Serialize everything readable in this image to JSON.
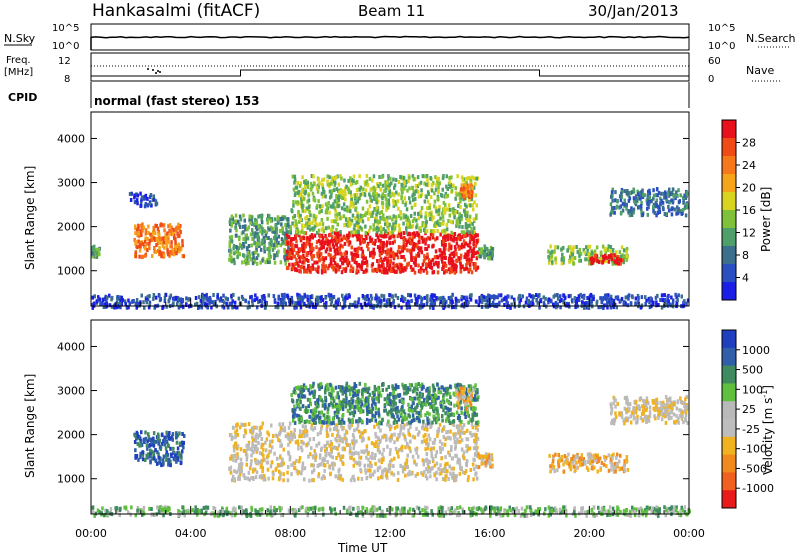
{
  "header": {
    "station": "Hankasalmi (fitACF)",
    "beam": "Beam 11",
    "date": "30/Jan/2013"
  },
  "nsky_panel": {
    "left_label": "N.Sky",
    "right_label": "N.Search",
    "left_ticks": [
      "10^5",
      "10^0"
    ],
    "right_ticks": [
      "10^5",
      "10^0"
    ]
  },
  "freq_panel": {
    "left_label_1": "Freq.",
    "left_label_2": "[MHz]",
    "left_ticks": [
      "12",
      "8"
    ],
    "right_label": "Nave",
    "right_ticks": [
      "60",
      "0"
    ],
    "cpid_label": "CPID",
    "cpid_text": "normal (fast stereo) 153",
    "freq_changes_hours": [
      6,
      18
    ]
  },
  "colors": {
    "power": [
      "#1b1ee6",
      "#2a4fc0",
      "#3b6f8c",
      "#4f9f6b",
      "#7fc23a",
      "#d9d41f",
      "#f6a51a",
      "#f7781a",
      "#f04a16",
      "#e8101a"
    ],
    "velocity": [
      "#1f3fbf",
      "#2f5fa8",
      "#3f8a5f",
      "#5fbf3f",
      "#b9b9b9",
      "#bdbdbd",
      "#f0b21f",
      "#f08a1f",
      "#f0601f",
      "#e81a1a"
    ]
  },
  "chart_data": [
    {
      "type": "heatmap",
      "name": "power",
      "xlabel": "",
      "ylabel": "Slant Range [km]",
      "xlim": [
        0,
        24
      ],
      "ylim": [
        200,
        4600
      ],
      "y_ticks": [
        "1000",
        "2000",
        "3000",
        "4000"
      ],
      "colorbar_label": "Power [dB]",
      "colorbar_ticks": [
        "4",
        "8",
        "12",
        "16",
        "20",
        "24",
        "28"
      ],
      "scatter_regions": [
        {
          "t0": 0.0,
          "t1": 0.3,
          "r0": 1350,
          "r1": 1600,
          "level": 3
        },
        {
          "t0": 1.7,
          "t1": 3.7,
          "r0": 1350,
          "r1": 2100,
          "level": 7
        },
        {
          "t0": 1.5,
          "t1": 2.6,
          "r0": 2500,
          "r1": 2800,
          "level": 1
        },
        {
          "t0": 5.5,
          "t1": 8.0,
          "r0": 1200,
          "r1": 2300,
          "level": 3
        },
        {
          "t0": 7.8,
          "t1": 15.5,
          "r0": 1000,
          "r1": 1900,
          "level": 9
        },
        {
          "t0": 8.0,
          "t1": 15.5,
          "r0": 1900,
          "r1": 3200,
          "level": 4
        },
        {
          "t0": 14.8,
          "t1": 15.3,
          "r0": 2700,
          "r1": 3000,
          "level": 7
        },
        {
          "t0": 15.5,
          "t1": 16.1,
          "r0": 1300,
          "r1": 1600,
          "level": 3
        },
        {
          "t0": 18.3,
          "t1": 21.5,
          "r0": 1200,
          "r1": 1600,
          "level": 4
        },
        {
          "t0": 20.0,
          "t1": 21.3,
          "r0": 1200,
          "r1": 1400,
          "level": 9
        },
        {
          "t0": 20.8,
          "t1": 23.9,
          "r0": 2300,
          "r1": 2900,
          "level": 2
        },
        {
          "t0": 0.0,
          "t1": 24.0,
          "r0": 200,
          "r1": 500,
          "level": 1
        }
      ]
    },
    {
      "type": "heatmap",
      "name": "velocity",
      "xlabel": "Time UT",
      "ylabel": "Slant Range [km]",
      "xlim": [
        0,
        24
      ],
      "ylim": [
        200,
        4600
      ],
      "x_ticks": [
        "00:00",
        "04:00",
        "08:00",
        "12:00",
        "16:00",
        "20:00",
        "00:00"
      ],
      "y_ticks": [
        "1000",
        "2000",
        "3000",
        "4000"
      ],
      "colorbar_label": "Velocity [m s^-1]",
      "colorbar_ticks": [
        "1000",
        "500",
        "100",
        "25",
        "-25",
        "-100",
        "-500",
        "-1000"
      ],
      "scatter_regions": [
        {
          "t0": 1.7,
          "t1": 3.7,
          "r0": 1350,
          "r1": 2100,
          "level": 8
        },
        {
          "t0": 5.5,
          "t1": 15.5,
          "r0": 1000,
          "r1": 2300,
          "level": 4
        },
        {
          "t0": 8.0,
          "t1": 15.5,
          "r0": 2300,
          "r1": 3200,
          "level": 7
        },
        {
          "t0": 14.6,
          "t1": 15.3,
          "r0": 2600,
          "r1": 3100,
          "level": 3
        },
        {
          "t0": 15.5,
          "t1": 16.1,
          "r0": 1300,
          "r1": 1600,
          "level": 3
        },
        {
          "t0": 18.3,
          "t1": 21.5,
          "r0": 1200,
          "r1": 1600,
          "level": 3
        },
        {
          "t0": 20.8,
          "t1": 23.9,
          "r0": 2300,
          "r1": 2900,
          "level": 4
        },
        {
          "t0": 0.0,
          "t1": 24.0,
          "r0": 200,
          "r1": 400,
          "level": 6
        }
      ]
    }
  ]
}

DIRECTIONS FOR THIS TASK → Copy each line above precisely, dropping the pictures.

THE ANSWER →
Serialize everything readable in this image to JSON.
{
  "header": {
    "station": "Hankasalmi (fitACF)",
    "beam": "Beam 11",
    "date": "30/Jan/2013"
  },
  "nsky_panel": {
    "left_label": "N.Sky",
    "right_label": "N.Search",
    "left_ticks": [
      "10^5",
      "10^0"
    ],
    "right_ticks": [
      "10^5",
      "10^0"
    ]
  },
  "freq_panel": {
    "left_label_1": "Freq.",
    "left_label_2": "[MHz]",
    "left_ticks": [
      "12",
      "8"
    ],
    "right_label": "Nave",
    "right_ticks": [
      "60",
      "0"
    ],
    "cpid_label": "CPID",
    "cpid_text": "normal (fast stereo) 153",
    "freq_changes_hours": [
      6,
      18
    ]
  },
  "colors": {
    "power": [
      "#1b1ee6",
      "#2a4fc0",
      "#3b6f8c",
      "#4f9f6b",
      "#7fc23a",
      "#d9d41f",
      "#f6a51a",
      "#f7781a",
      "#f04a16",
      "#e8101a"
    ],
    "velocity": [
      "#1f3fbf",
      "#2f5fa8",
      "#3f8a5f",
      "#5fbf3f",
      "#b9b9b9",
      "#bdbdbd",
      "#f0b21f",
      "#f08a1f",
      "#f0601f",
      "#e81a1a"
    ]
  },
  "chart_data": [
    {
      "type": "heatmap",
      "name": "power",
      "xlabel": "",
      "ylabel": "Slant Range [km]",
      "xlim": [
        0,
        24
      ],
      "ylim": [
        200,
        4600
      ],
      "y_ticks": [
        "1000",
        "2000",
        "3000",
        "4000"
      ],
      "colorbar_label": "Power [dB]",
      "colorbar_ticks": [
        "4",
        "8",
        "12",
        "16",
        "20",
        "24",
        "28"
      ],
      "scatter_regions": [
        {
          "t0": 0.0,
          "t1": 0.3,
          "r0": 1350,
          "r1": 1600,
          "level": 3
        },
        {
          "t0": 1.7,
          "t1": 3.7,
          "r0": 1350,
          "r1": 2100,
          "level": 7
        },
        {
          "t0": 1.5,
          "t1": 2.6,
          "r0": 2500,
          "r1": 2800,
          "level": 1
        },
        {
          "t0": 5.5,
          "t1": 8.0,
          "r0": 1200,
          "r1": 2300,
          "level": 3
        },
        {
          "t0": 7.8,
          "t1": 15.5,
          "r0": 1000,
          "r1": 1900,
          "level": 9
        },
        {
          "t0": 8.0,
          "t1": 15.5,
          "r0": 1900,
          "r1": 3200,
          "level": 4
        },
        {
          "t0": 14.8,
          "t1": 15.3,
          "r0": 2700,
          "r1": 3000,
          "level": 7
        },
        {
          "t0": 15.5,
          "t1": 16.1,
          "r0": 1300,
          "r1": 1600,
          "level": 3
        },
        {
          "t0": 18.3,
          "t1": 21.5,
          "r0": 1200,
          "r1": 1600,
          "level": 4
        },
        {
          "t0": 20.0,
          "t1": 21.3,
          "r0": 1200,
          "r1": 1400,
          "level": 9
        },
        {
          "t0": 20.8,
          "t1": 23.9,
          "r0": 2300,
          "r1": 2900,
          "level": 2
        },
        {
          "t0": 0.0,
          "t1": 24.0,
          "r0": 200,
          "r1": 500,
          "level": 1
        }
      ]
    },
    {
      "type": "heatmap",
      "name": "velocity",
      "xlabel": "Time UT",
      "ylabel": "Slant Range [km]",
      "xlim": [
        0,
        24
      ],
      "ylim": [
        200,
        4600
      ],
      "x_ticks": [
        "00:00",
        "04:00",
        "08:00",
        "12:00",
        "16:00",
        "20:00",
        "00:00"
      ],
      "y_ticks": [
        "1000",
        "2000",
        "3000",
        "4000"
      ],
      "colorbar_label": "Velocity [m s^-1]",
      "colorbar_ticks": [
        "1000",
        "500",
        "100",
        "25",
        "-25",
        "-100",
        "-500",
        "-1000"
      ],
      "scatter_regions": [
        {
          "t0": 1.7,
          "t1": 3.7,
          "r0": 1350,
          "r1": 2100,
          "level": 8
        },
        {
          "t0": 5.5,
          "t1": 15.5,
          "r0": 1000,
          "r1": 2300,
          "level": 4
        },
        {
          "t0": 8.0,
          "t1": 15.5,
          "r0": 2300,
          "r1": 3200,
          "level": 7
        },
        {
          "t0": 14.6,
          "t1": 15.3,
          "r0": 2600,
          "r1": 3100,
          "level": 3
        },
        {
          "t0": 15.5,
          "t1": 16.1,
          "r0": 1300,
          "r1": 1600,
          "level": 3
        },
        {
          "t0": 18.3,
          "t1": 21.5,
          "r0": 1200,
          "r1": 1600,
          "level": 3
        },
        {
          "t0": 20.8,
          "t1": 23.9,
          "r0": 2300,
          "r1": 2900,
          "level": 4
        },
        {
          "t0": 0.0,
          "t1": 24.0,
          "r0": 200,
          "r1": 400,
          "level": 6
        }
      ]
    }
  ]
}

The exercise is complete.